Dataset listings of figures:
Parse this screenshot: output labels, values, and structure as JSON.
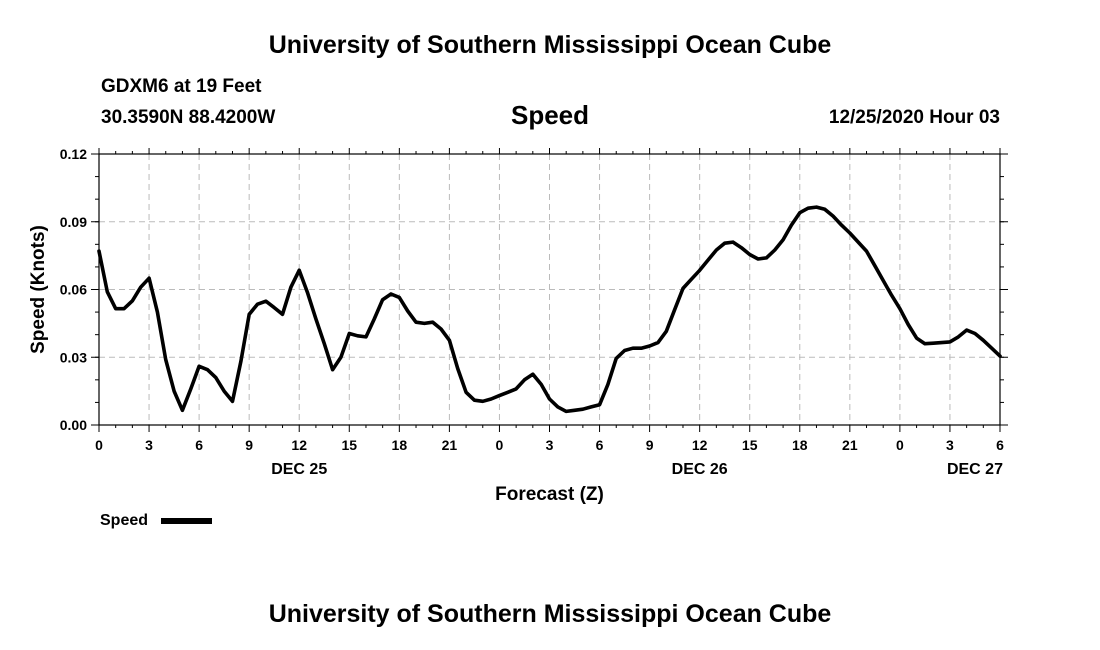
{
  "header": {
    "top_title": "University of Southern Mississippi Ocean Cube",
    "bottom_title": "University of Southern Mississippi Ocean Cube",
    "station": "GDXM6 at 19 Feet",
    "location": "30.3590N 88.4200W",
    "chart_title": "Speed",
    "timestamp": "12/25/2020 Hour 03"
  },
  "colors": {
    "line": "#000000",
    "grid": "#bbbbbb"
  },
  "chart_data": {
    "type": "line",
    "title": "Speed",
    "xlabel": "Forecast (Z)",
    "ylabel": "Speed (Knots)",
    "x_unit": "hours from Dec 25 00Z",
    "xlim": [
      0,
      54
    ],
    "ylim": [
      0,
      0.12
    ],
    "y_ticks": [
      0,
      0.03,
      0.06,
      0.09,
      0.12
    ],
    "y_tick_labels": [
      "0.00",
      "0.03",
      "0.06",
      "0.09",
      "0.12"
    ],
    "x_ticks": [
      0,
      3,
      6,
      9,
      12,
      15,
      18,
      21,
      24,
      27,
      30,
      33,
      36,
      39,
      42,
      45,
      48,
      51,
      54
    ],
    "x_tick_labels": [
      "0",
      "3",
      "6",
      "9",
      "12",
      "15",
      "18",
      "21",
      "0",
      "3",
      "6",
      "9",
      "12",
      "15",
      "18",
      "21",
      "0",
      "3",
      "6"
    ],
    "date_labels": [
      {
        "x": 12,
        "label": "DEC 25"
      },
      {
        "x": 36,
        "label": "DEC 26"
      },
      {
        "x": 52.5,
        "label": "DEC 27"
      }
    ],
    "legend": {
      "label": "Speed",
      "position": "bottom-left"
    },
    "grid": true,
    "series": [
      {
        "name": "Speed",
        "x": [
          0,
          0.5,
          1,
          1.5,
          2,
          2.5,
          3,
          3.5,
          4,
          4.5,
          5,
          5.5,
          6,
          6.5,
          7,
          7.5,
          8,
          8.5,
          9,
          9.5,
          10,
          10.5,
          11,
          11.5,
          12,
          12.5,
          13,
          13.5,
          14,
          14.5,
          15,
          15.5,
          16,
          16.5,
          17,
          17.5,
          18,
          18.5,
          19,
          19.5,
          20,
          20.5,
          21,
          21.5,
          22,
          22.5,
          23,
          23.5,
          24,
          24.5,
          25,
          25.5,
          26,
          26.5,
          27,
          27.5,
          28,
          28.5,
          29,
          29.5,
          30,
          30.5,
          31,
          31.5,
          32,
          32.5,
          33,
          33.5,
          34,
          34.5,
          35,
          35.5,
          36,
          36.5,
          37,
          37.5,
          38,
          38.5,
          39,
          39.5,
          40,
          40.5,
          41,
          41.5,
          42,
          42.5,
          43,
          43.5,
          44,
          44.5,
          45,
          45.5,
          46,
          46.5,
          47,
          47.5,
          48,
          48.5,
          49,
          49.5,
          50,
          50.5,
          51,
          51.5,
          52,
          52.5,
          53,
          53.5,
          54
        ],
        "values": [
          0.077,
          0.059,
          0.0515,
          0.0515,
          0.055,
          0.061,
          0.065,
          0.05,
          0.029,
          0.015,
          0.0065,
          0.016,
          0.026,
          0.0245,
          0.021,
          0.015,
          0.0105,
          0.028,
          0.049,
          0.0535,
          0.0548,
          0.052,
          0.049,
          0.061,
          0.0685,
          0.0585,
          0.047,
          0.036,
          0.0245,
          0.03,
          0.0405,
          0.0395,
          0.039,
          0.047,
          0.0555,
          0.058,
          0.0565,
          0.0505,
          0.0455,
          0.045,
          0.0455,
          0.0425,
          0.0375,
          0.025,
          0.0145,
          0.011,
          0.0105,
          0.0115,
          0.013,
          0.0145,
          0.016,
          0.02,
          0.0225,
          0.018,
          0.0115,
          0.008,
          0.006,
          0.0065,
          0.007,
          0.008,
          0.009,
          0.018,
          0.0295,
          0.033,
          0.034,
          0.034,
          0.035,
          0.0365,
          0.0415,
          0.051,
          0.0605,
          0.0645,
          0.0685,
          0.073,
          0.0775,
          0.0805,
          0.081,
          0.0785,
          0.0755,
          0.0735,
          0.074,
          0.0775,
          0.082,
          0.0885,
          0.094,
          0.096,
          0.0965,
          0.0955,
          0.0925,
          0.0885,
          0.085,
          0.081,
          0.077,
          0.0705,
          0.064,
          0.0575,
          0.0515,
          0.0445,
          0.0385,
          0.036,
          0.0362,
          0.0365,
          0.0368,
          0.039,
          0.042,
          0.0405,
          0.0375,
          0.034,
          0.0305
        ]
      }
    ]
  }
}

---

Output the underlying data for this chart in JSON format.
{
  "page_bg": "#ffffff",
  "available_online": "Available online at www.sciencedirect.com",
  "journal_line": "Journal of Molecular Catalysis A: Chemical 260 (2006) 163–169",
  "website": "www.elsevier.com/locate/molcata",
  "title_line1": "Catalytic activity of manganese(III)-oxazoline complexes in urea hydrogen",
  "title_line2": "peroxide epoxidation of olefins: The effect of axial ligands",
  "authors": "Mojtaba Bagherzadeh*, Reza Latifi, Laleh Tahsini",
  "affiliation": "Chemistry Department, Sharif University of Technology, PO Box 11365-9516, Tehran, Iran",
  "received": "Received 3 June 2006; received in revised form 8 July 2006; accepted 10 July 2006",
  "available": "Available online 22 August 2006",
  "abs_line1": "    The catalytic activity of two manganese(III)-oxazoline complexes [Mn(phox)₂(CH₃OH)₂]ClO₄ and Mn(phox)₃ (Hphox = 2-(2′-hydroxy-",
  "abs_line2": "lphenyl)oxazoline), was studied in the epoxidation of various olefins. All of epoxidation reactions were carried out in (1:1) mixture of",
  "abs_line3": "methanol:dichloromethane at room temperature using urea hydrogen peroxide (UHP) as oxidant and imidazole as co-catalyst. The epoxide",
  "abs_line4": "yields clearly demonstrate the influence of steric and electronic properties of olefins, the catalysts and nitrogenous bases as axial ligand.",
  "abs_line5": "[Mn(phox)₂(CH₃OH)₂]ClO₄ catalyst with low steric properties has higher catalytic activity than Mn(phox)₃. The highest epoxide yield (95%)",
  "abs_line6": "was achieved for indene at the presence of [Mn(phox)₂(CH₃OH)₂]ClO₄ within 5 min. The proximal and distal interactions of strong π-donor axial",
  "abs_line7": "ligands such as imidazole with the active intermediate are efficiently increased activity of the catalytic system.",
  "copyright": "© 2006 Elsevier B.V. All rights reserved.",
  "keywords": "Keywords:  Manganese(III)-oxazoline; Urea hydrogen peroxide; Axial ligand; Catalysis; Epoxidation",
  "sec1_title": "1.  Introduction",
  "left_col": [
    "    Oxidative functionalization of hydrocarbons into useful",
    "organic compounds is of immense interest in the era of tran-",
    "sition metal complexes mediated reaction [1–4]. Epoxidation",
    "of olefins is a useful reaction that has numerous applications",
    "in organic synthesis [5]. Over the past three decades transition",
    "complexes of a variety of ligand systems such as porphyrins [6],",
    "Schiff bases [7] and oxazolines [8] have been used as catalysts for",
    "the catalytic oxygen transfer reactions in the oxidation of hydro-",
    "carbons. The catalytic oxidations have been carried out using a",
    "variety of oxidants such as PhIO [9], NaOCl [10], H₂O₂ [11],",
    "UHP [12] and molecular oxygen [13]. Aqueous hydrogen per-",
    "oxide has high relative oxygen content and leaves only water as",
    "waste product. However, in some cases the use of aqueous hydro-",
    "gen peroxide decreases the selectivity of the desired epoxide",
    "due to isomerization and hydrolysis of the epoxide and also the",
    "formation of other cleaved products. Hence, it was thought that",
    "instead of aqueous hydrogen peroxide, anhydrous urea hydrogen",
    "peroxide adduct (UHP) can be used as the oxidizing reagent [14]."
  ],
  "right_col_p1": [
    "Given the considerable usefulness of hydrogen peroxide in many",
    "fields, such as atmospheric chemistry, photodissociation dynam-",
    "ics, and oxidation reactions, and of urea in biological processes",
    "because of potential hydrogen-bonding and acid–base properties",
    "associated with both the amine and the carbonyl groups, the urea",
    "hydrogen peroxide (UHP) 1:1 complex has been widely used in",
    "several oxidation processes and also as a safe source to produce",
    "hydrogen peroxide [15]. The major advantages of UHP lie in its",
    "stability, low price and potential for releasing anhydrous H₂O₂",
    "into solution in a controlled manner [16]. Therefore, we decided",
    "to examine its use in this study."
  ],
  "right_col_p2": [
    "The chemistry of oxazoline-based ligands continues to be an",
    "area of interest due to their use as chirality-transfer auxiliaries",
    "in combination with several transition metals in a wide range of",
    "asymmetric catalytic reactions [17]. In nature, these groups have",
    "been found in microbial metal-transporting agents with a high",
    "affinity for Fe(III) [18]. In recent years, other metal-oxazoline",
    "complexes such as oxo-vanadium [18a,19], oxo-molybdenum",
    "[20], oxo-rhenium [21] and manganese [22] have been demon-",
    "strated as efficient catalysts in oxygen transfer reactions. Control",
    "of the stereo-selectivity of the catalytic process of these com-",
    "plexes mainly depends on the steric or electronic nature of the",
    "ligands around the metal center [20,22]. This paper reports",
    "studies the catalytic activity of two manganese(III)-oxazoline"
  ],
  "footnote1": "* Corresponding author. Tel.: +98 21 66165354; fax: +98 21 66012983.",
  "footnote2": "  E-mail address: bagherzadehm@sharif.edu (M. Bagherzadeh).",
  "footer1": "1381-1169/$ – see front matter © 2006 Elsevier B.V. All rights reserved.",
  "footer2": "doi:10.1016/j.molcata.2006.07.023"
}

## TASK GOAL
Collect every line above that contains the word "using".

## FULL ANSWER
  "abs_line3": "methanol:dichloromethane at room temperature using urea hydrogen peroxide (UHP) as oxidant and imidazole as co-catalyst. The epoxide",
    "carbons. The catalytic oxidations have been carried out using a",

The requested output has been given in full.